** START Records shown **

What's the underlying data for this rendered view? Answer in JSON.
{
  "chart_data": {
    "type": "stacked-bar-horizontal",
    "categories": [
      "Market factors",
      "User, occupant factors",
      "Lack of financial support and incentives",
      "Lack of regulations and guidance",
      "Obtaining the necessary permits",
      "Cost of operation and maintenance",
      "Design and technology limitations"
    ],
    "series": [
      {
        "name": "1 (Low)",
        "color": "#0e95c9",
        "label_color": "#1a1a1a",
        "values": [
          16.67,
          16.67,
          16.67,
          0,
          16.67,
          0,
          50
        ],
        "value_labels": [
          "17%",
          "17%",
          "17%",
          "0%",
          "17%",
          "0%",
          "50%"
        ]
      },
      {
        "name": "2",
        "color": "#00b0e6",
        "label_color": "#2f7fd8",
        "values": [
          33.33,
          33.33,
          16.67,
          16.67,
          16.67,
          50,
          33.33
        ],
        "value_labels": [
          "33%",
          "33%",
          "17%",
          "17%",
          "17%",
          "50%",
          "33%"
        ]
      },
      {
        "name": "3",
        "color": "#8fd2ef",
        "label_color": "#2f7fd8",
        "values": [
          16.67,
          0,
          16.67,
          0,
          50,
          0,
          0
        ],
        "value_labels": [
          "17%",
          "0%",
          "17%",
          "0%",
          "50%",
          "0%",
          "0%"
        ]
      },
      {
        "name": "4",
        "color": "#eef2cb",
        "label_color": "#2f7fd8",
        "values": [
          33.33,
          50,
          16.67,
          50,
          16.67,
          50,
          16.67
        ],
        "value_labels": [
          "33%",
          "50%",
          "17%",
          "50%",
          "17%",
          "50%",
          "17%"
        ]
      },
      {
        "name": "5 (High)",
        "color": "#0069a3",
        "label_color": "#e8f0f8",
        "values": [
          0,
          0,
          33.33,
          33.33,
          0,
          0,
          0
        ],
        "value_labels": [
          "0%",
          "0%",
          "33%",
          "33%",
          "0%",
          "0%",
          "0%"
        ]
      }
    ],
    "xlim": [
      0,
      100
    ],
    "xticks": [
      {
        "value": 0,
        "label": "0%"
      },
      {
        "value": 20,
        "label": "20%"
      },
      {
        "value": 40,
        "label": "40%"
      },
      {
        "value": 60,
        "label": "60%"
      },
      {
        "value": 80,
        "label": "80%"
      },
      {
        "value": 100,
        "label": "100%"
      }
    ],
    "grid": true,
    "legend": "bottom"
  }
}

** END Records shown **

#### Task objective
Output nothing but the number of lines in the data containing the string "factors".

#### Solution below
2